OBJECTIVE: Records follow. Pull out every line that contains "type".

DATA RECORDS:

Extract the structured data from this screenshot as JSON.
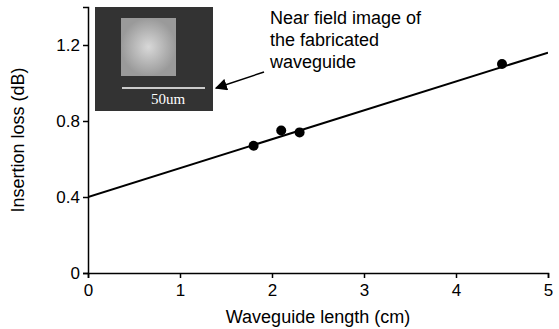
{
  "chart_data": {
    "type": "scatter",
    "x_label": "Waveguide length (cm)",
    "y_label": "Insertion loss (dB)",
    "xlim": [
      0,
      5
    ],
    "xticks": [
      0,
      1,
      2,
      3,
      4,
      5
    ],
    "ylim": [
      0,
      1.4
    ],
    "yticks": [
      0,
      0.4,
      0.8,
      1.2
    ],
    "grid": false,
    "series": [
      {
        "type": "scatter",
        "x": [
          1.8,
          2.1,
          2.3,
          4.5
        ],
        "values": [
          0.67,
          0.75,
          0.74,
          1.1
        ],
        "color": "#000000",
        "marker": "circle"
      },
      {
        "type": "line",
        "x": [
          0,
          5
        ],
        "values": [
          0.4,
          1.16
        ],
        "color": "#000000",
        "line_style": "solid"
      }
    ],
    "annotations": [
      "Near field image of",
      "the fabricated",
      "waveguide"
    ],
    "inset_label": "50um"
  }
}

* * *

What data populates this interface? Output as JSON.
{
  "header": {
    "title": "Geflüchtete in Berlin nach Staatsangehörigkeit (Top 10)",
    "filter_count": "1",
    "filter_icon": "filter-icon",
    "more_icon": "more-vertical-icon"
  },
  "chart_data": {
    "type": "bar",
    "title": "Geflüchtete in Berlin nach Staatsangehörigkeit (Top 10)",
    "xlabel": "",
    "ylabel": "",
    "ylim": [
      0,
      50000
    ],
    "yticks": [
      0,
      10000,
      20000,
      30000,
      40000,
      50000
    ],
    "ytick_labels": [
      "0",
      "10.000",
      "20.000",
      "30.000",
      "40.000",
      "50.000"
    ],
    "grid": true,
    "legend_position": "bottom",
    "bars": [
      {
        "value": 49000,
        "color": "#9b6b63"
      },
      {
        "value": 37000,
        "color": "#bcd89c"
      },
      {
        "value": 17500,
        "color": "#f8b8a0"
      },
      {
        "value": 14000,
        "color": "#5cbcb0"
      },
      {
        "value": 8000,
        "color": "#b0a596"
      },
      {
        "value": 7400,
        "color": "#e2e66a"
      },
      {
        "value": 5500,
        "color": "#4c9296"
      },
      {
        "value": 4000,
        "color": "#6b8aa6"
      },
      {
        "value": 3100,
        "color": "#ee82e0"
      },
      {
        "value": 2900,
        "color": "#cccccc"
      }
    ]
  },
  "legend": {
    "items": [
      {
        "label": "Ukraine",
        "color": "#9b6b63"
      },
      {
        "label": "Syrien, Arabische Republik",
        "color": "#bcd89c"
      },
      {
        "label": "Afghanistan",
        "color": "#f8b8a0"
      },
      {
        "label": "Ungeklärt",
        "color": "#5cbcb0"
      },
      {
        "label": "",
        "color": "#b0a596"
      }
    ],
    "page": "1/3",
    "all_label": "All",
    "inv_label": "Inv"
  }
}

SOLUTION TO THIS PROBLEM:
    "type": "scatter",
        "type": "scatter",
        "type": "line",
    "type": "bar",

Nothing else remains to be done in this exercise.